▶ **Excerpted passage**:
- Opening Delimiter -

46 Что делать? - What can be done? There is no easy way to influence or remedy the situation for Russian journalism today. To some extent there is already a media war going on with new bodies being set up to monitor and encourage media to counter the effect of Russian media, particularly in the post-Soviet territories close to Russia and in the former Soviet client states in Eastern Europe. It is doubtful that this will have any serious effect on the Russian speaking community, which is always likely to choose Russian television or Russian media, simply because they are more professional and offer a wider choice of material in terms of entertainment – besides pro-Russian news.

The danger with this type of media outlets being set up (or at least sponsored) by EU funding or other non-commercial means, is that they are easily dismissed by the Russian side as propaganda. To some extent this harps back to the media war during the cold war, when Voice of America and Radio Liberty (with US government funding) did a lot of good reporting, but were on the whole ineffective against the Soviet state media. Paradoxically, it was CNN, a commercial independent network, that played a much more important role in the dying days of the USSR. Simply by setting an example of openness and independence.

- Closing Delimiter -

▶ **The task**:
Extend the passage on Russian journalism beyond its final sentence, carrying on its discussion of how the situation might be addressed.

Document layout detection data
- Opening Delimiter -

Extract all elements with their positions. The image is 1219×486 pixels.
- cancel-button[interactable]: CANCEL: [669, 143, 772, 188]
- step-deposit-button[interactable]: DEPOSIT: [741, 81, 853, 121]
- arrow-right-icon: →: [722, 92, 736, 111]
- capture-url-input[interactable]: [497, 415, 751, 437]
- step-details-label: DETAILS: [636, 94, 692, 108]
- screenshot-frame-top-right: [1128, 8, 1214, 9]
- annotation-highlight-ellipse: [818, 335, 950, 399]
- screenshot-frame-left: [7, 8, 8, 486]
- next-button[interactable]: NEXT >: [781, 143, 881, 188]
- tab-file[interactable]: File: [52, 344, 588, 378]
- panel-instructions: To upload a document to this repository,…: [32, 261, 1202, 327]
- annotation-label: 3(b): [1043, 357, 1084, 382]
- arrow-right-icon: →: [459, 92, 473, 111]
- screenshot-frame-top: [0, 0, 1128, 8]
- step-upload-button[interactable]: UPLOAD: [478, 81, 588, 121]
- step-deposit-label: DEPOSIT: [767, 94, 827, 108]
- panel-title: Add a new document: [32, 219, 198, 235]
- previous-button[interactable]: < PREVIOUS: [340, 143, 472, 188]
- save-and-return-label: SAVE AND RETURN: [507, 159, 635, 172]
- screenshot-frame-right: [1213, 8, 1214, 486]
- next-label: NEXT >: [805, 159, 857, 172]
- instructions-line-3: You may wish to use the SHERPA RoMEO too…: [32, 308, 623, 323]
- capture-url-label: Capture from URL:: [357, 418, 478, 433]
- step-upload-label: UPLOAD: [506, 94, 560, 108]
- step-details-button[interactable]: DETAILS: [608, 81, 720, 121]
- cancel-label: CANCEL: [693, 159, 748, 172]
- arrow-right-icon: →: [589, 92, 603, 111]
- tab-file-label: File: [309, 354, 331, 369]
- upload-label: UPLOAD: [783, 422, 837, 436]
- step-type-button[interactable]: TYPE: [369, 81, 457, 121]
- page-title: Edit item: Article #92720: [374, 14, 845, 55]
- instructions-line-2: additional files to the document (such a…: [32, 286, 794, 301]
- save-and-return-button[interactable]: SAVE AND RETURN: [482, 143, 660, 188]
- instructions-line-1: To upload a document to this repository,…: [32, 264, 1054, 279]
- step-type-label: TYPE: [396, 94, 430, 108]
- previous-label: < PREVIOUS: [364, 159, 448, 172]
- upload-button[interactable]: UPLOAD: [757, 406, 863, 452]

- Closing Delimiter -

▶ **Exercise result**:
Today’s media world is far too complex for a simple war of truths to be won by either side. Rather than building up artificial barriers or inventing new media outlets, the most productive way is to work with our own journalistic standards and keep an open dialogue with our Russian colleagues. We must trust our own skills and work to make our media strong enough to defend professional journalism and build trust with the next generation of media consumers. It’s our own job to see to it that we have readers, listeners and viewers, with an ability to distinguish between professional journalism and fake journalism. Not easy, but it must be done.

With our Russian-speaking colleagues we need to build open fora, like Barents Press International, which gathers journalists from the northern regions of Russia, Finland, Sweden and Norway. We cannot tell Russian-speaking journalists how they should work, we cannot tell them how their media should be managed, but we can have a running discussion with them. This is probably more important at this time than it has been before. We can share experiences, we can always learn something from each other, and we should never forget that freedom of speech is not a given, it has to be fought for and protected every day.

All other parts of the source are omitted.